*SET EXERCISE:*
Search the material below for the string "dinero" and list each line that holds it.

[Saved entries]
____
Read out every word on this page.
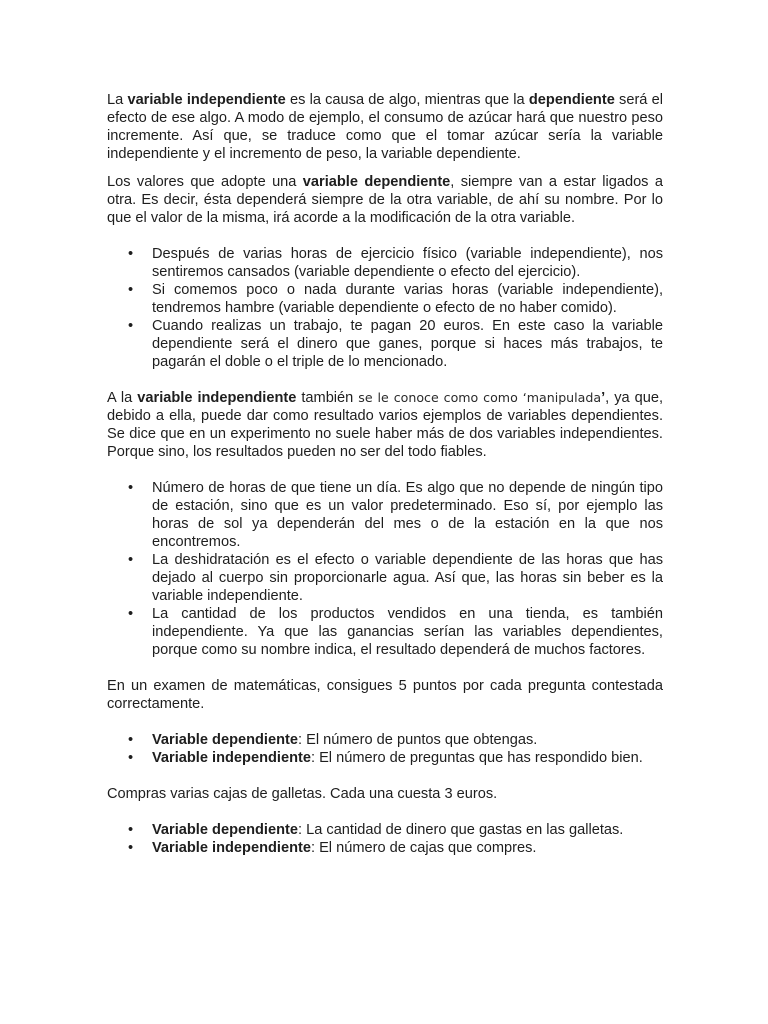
La variable independiente es la causa de algo, mientras que la dependiente será el efecto de ese algo. A modo de ejemplo, el consumo de azúcar hará que nuestro peso incremente. Así que, se traduce como que el tomar azúcar sería la variable independiente y el incremento de peso, la variable dependiente.

Los valores que adopte una variable dependiente, siempre van a estar ligados a otra. Es decir, ésta dependerá siempre de la otra variable, de ahí su nombre. Por lo que el valor de la misma, irá acorde a la modificación de la otra variable.

• Después de varias horas de ejercicio físico (variable independiente), nos sentiremos cansados (variable dependiente o efecto del ejercicio).
• Si comemos poco o nada durante varias horas (variable independiente), tendremos hambre (variable dependiente o efecto de no haber comido).
• Cuando realizas un trabajo, te pagan 20 euros. En este caso la variable dependiente será el dinero que ganes, porque si haces más trabajos, te pagarán el doble o el triple de lo mencionado.

A la variable independiente también se le conoce como como ‘manipulada’, ya que, debido a ella, puede dar como resultado varios ejemplos de variables dependientes. Se dice que en un experimento no suele haber más de dos variables independientes. Porque sino, los resultados pueden no ser del todo fiables.

• Número de horas de que tiene un día. Es algo que no depende de ningún tipo de estación, sino que es un valor predeterminado. Eso sí, por ejemplo las horas de sol ya dependerán del mes o de la estación en la que nos encontremos.
• La deshidratación es el efecto o variable dependiente de las horas que has dejado al cuerpo sin proporcionarle agua. Así que, las horas sin beber es la variable independiente.
• La cantidad de los productos vendidos en una tienda, es también independiente. Ya que las ganancias serían las variables dependientes, porque como su nombre indica, el resultado dependerá de muchos factores.

En un examen de matemáticas, consigues 5 puntos por cada pregunta contestada correctamente.

• Variable dependiente: El número de puntos que obtengas.
• Variable independiente: El número de preguntas que has respondido bien.

Compras varias cajas de galletas. Cada una cuesta 3 euros.

• Variable dependiente: La cantidad de dinero que gastas en las galletas.
• Variable independiente: El número de cajas que compres.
____
*CORRECT RESULT:*
• Cuando realizas un trabajo, te pagan 20 euros. En este caso la variable dependiente será el dinero que ganes, porque si haces más trabajos, te pagarán el doble o el triple de lo mencionado.
• Variable dependiente: La cantidad de dinero que gastas en las galletas.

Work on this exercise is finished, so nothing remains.